----- Stored data -----

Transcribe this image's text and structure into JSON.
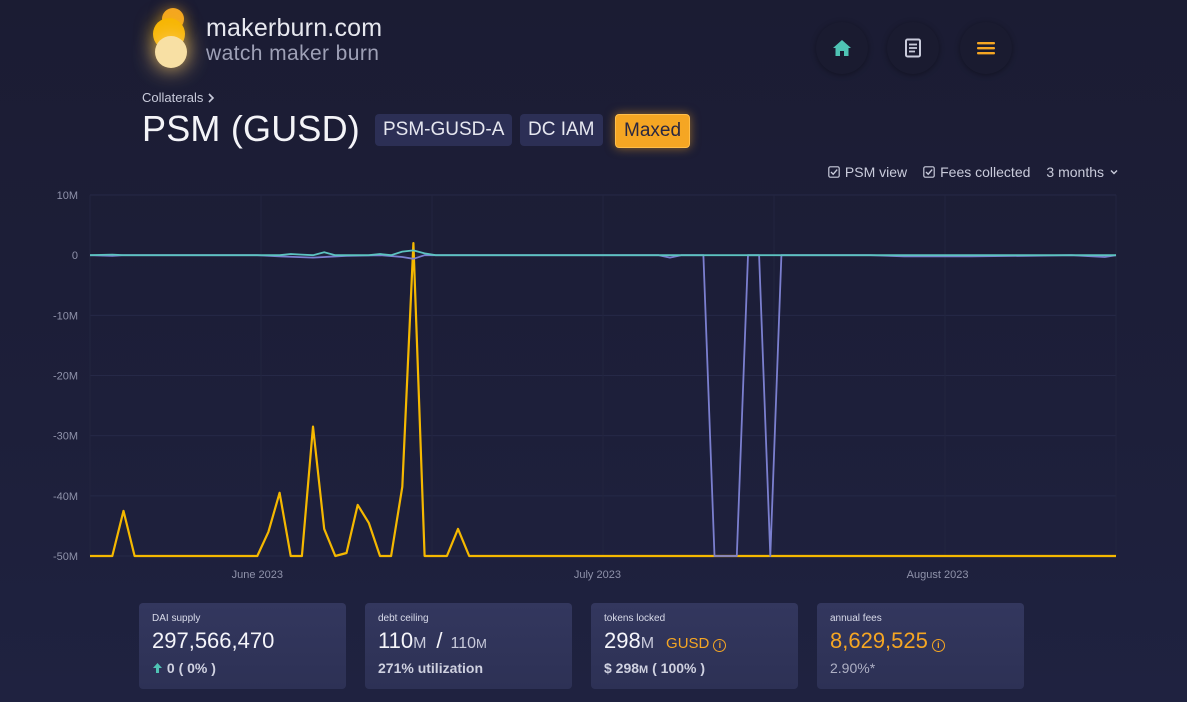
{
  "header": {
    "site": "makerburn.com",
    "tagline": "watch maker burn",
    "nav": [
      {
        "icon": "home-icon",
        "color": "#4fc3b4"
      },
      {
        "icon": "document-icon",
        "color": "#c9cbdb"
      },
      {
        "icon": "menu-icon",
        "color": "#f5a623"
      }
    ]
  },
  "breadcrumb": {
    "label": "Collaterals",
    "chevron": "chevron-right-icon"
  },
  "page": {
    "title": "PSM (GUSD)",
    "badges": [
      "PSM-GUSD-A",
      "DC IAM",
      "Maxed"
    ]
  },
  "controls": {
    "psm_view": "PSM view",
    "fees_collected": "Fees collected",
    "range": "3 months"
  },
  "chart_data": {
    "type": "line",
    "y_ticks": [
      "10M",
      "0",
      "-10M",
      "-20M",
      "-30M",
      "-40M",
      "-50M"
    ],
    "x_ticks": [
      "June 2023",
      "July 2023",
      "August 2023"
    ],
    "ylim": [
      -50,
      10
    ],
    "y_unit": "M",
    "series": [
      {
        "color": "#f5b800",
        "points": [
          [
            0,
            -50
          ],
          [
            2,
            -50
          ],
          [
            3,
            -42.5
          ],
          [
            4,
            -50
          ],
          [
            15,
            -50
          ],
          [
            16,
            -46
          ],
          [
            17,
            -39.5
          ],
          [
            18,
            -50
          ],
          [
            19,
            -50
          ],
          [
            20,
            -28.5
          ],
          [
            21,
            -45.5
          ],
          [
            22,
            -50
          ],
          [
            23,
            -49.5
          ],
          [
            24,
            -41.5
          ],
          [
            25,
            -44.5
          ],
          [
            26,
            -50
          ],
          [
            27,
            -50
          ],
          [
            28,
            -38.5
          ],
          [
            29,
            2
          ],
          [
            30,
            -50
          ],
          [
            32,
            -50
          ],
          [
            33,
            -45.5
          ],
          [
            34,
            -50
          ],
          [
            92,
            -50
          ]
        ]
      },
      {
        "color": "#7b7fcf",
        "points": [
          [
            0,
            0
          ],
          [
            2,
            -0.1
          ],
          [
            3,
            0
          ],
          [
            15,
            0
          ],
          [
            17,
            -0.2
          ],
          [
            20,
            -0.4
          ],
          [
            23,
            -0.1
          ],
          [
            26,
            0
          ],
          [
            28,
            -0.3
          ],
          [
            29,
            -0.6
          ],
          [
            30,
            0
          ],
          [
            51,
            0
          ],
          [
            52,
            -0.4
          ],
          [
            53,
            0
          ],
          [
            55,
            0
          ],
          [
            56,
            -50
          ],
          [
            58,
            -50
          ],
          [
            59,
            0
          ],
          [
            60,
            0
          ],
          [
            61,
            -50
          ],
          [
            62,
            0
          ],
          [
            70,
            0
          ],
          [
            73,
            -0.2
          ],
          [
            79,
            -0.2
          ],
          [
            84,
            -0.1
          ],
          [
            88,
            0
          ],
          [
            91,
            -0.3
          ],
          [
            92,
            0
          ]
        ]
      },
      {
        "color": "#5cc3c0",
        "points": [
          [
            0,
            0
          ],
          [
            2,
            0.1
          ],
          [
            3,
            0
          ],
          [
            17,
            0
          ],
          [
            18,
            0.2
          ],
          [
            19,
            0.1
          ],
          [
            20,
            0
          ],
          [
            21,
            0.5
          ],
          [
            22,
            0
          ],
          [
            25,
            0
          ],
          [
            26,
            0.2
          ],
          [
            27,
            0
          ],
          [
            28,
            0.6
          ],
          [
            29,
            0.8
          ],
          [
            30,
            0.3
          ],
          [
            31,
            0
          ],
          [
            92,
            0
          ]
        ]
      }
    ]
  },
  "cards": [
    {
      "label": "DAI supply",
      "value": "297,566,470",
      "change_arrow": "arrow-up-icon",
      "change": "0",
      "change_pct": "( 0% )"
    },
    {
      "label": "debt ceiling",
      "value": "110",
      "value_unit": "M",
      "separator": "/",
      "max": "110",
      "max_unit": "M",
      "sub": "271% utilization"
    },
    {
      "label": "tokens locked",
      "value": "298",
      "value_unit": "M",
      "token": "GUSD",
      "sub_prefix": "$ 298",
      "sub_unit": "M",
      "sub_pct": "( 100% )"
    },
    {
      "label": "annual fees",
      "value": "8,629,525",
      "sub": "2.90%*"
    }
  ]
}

-----

▶ **The task**
Reproduce each line of the material containing the word "color".

▶ **Answer to the task**
        "color": "#4fc3b4"
        "color": "#c9cbdb"
        "color": "#f5a623"
        "color": "#f5b800",
        "color": "#7b7fcf",
        "color": "#5cc3c0",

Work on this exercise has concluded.